▶ Required task
Transcribe the records that follow, preserving every word.

**** Input

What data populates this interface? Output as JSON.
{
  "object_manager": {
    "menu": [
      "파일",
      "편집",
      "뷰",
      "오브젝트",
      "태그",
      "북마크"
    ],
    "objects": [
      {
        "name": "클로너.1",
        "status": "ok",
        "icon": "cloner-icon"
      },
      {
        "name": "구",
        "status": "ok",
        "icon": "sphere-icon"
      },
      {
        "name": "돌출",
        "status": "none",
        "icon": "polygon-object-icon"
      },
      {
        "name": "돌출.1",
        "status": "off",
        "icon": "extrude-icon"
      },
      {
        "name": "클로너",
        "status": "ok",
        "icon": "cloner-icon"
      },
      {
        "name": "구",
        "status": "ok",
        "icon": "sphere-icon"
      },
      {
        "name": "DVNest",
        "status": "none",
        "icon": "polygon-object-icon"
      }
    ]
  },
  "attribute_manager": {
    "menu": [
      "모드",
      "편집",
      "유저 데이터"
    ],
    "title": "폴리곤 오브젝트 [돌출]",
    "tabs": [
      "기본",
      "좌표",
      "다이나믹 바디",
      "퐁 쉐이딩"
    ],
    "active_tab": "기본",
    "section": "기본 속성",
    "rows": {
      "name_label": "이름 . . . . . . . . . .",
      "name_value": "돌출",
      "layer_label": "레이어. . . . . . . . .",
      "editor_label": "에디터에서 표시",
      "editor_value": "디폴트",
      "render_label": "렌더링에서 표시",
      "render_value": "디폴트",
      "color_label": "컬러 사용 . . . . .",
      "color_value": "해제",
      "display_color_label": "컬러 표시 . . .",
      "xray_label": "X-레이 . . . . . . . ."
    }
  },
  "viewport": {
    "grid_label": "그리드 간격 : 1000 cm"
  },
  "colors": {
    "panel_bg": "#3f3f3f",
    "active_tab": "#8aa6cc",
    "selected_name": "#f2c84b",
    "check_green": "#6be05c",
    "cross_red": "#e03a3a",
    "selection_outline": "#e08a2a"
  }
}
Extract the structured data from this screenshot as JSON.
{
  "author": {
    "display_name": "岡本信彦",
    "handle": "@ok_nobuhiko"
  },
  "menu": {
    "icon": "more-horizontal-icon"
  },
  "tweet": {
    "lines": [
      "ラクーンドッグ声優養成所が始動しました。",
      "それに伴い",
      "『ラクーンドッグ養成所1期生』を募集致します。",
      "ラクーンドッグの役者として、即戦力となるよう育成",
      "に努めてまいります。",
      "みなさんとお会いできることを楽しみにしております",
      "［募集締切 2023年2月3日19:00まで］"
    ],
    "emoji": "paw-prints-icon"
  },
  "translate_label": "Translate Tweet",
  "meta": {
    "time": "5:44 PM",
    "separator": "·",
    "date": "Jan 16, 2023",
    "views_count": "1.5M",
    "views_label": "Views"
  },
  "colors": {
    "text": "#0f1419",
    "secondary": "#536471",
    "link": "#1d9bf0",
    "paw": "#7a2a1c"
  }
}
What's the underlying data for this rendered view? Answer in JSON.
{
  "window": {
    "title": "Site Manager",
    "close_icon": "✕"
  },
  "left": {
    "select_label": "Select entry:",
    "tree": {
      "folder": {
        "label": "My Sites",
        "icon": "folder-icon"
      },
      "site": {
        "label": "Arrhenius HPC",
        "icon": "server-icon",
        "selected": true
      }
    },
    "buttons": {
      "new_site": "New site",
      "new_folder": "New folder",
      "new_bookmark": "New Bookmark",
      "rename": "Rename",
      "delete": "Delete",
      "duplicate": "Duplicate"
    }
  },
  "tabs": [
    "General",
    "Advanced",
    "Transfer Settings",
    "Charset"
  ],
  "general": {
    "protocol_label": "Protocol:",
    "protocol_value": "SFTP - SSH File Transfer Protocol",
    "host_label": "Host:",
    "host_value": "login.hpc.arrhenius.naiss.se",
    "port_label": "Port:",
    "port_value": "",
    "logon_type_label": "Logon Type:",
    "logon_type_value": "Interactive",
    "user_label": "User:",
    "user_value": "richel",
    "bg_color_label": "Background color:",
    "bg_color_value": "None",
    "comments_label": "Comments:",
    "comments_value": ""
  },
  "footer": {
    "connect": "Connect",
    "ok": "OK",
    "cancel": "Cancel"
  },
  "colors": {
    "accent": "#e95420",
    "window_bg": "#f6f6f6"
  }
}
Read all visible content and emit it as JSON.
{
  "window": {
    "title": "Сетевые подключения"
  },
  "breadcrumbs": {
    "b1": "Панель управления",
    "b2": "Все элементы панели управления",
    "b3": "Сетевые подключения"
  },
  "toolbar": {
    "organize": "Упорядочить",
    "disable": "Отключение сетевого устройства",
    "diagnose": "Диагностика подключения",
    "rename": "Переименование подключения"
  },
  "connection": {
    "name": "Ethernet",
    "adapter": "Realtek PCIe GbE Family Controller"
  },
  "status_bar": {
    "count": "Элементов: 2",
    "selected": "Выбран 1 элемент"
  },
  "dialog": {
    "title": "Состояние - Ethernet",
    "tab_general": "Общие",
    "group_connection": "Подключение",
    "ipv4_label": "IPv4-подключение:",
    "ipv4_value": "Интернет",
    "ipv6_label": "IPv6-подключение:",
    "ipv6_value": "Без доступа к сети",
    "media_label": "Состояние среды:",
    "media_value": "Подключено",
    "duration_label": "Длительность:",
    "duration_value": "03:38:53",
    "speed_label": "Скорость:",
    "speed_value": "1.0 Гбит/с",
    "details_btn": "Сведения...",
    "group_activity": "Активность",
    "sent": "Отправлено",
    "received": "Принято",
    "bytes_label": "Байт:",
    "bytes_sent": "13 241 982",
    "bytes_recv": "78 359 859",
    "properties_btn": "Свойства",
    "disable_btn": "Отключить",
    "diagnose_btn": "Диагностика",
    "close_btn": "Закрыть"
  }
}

********

▶ Answer below
What data populates this interface? Output as JSON.
{
  "object_manager": {
    "menu": [
      "파일",
      "편집",
      "뷰",
      "오브젝트",
      "태그",
      "북마크"
    ],
    "objects": [
      {
        "name": "클로너.1",
        "status": "ok",
        "icon": "cloner-icon"
      },
      {
        "name": "구",
        "status": "ok",
        "icon": "sphere-icon"
      },
      {
        "name": "돌출",
        "status": "none",
        "icon": "polygon-object-icon"
      },
      {
        "name": "돌출.1",
        "status": "off",
        "icon": "extrude-icon"
      },
      {
        "name": "클로너",
        "status": "ok",
        "icon": "cloner-icon"
      },
      {
        "name": "구",
        "status": "ok",
        "icon": "sphere-icon"
      },
      {
        "name": "DVNest",
        "status": "none",
        "icon": "polygon-object-icon"
      }
    ]
  },
  "attribute_manager": {
    "menu": [
      "모드",
      "편집",
      "유저 데이터"
    ],
    "title": "폴리곤 오브젝트 [돌출]",
    "tabs": [
      "기본",
      "좌표",
      "다이나믹 바디",
      "퐁 쉐이딩"
    ],
    "active_tab": "기본",
    "section": "기본 속성",
    "rows": {
      "name_label": "이름 . . . . . . . . . .",
      "name_value": "돌출",
      "layer_label": "레이어. . . . . . . . .",
      "editor_label": "에디터에서 표시",
      "editor_value": "디폴트",
      "render_label": "렌더링에서 표시",
      "render_value": "디폴트",
      "color_label": "컬러 사용 . . . . .",
      "color_value": "해제",
      "display_color_label": "컬러 표시 . . .",
      "xray_label": "X-레이 . . . . . . . ."
    }
  },
  "viewport": {
    "grid_label": "그리드 간격 : 1000 cm"
  },
  "colors": {
    "panel_bg": "#3f3f3f",
    "active_tab": "#8aa6cc",
    "selected_name": "#f2c84b",
    "check_green": "#6be05c",
    "cross_red": "#e03a3a",
    "selection_outline": "#e08a2a"
  }
}
Extract the structured data from this screenshot as JSON.
{
  "author": {
    "display_name": "岡本信彦",
    "handle": "@ok_nobuhiko"
  },
  "menu": {
    "icon": "more-horizontal-icon"
  },
  "tweet": {
    "lines": [
      "ラクーンドッグ声優養成所が始動しました。",
      "それに伴い",
      "『ラクーンドッグ養成所1期生』を募集致します。",
      "ラクーンドッグの役者として、即戦力となるよう育成",
      "に努めてまいります。",
      "みなさんとお会いできることを楽しみにしております",
      "［募集締切 2023年2月3日19:00まで］"
    ],
    "emoji": "paw-prints-icon"
  },
  "translate_label": "Translate Tweet",
  "meta": {
    "time": "5:44 PM",
    "separator": "·",
    "date": "Jan 16, 2023",
    "views_count": "1.5M",
    "views_label": "Views"
  },
  "colors": {
    "text": "#0f1419",
    "secondary": "#536471",
    "link": "#1d9bf0",
    "paw": "#7a2a1c"
  }
}
What's the underlying data for this rendered view? Answer in JSON.
{
  "window": {
    "title": "Site Manager",
    "close_icon": "✕"
  },
  "left": {
    "select_label": "Select entry:",
    "tree": {
      "folder": {
        "label": "My Sites",
        "icon": "folder-icon"
      },
      "site": {
        "label": "Arrhenius HPC",
        "icon": "server-icon",
        "selected": true
      }
    },
    "buttons": {
      "new_site": "New site",
      "new_folder": "New folder",
      "new_bookmark": "New Bookmark",
      "rename": "Rename",
      "delete": "Delete",
      "duplicate": "Duplicate"
    }
  },
  "tabs": [
    "General",
    "Advanced",
    "Transfer Settings",
    "Charset"
  ],
  "general": {
    "protocol_label": "Protocol:",
    "protocol_value": "SFTP - SSH File Transfer Protocol",
    "host_label": "Host:",
    "host_value": "login.hpc.arrhenius.naiss.se",
    "port_label": "Port:",
    "port_value": "",
    "logon_type_label": "Logon Type:",
    "logon_type_value": "Interactive",
    "user_label": "User:",
    "user_value": "richel",
    "bg_color_label": "Background color:",
    "bg_color_value": "None",
    "comments_label": "Comments:",
    "comments_value": ""
  },
  "footer": {
    "connect": "Connect",
    "ok": "OK",
    "cancel": "Cancel"
  },
  "colors": {
    "accent": "#e95420",
    "window_bg": "#f6f6f6"
  }
}
Read all visible content and emit it as JSON.
{
  "window": {
    "title": "Сетевые подключения"
  },
  "breadcrumbs": {
    "b1": "Панель управления",
    "b2": "Все элементы панели управления",
    "b3": "Сетевые подключения"
  },
  "toolbar": {
    "organize": "Упорядочить",
    "disable": "Отключение сетевого устройства",
    "diagnose": "Диагностика подключения",
    "rename": "Переименование подключения"
  },
  "connection": {
    "name": "Ethernet",
    "adapter": "Realtek PCIe GbE Family Controller"
  },
  "status_bar": {
    "count": "Элементов: 2",
    "selected": "Выбран 1 элемент"
  },
  "dialog": {
    "title": "Состояние - Ethernet",
    "tab_general": "Общие",
    "group_connection": "Подключение",
    "ipv4_label": "IPv4-подключение:",
    "ipv4_value": "Интернет",
    "ipv6_label": "IPv6-подключение:",
    "ipv6_value": "Без доступа к сети",
    "media_label": "Состояние среды:",
    "media_value": "Подключено",
    "duration_label": "Длительность:",
    "duration_value": "03:38:53",
    "speed_label": "Скорость:",
    "speed_value": "1.0 Гбит/с",
    "details_btn": "Сведения...",
    "group_activity": "Активность",
    "sent": "Отправлено",
    "received": "Принято",
    "bytes_label": "Байт:",
    "bytes_sent": "13 241 982",
    "bytes_recv": "78 359 859",
    "properties_btn": "Свойства",
    "disable_btn": "Отключить",
    "diagnose_btn": "Диагностика",
    "close_btn": "Закрыть"
  }
}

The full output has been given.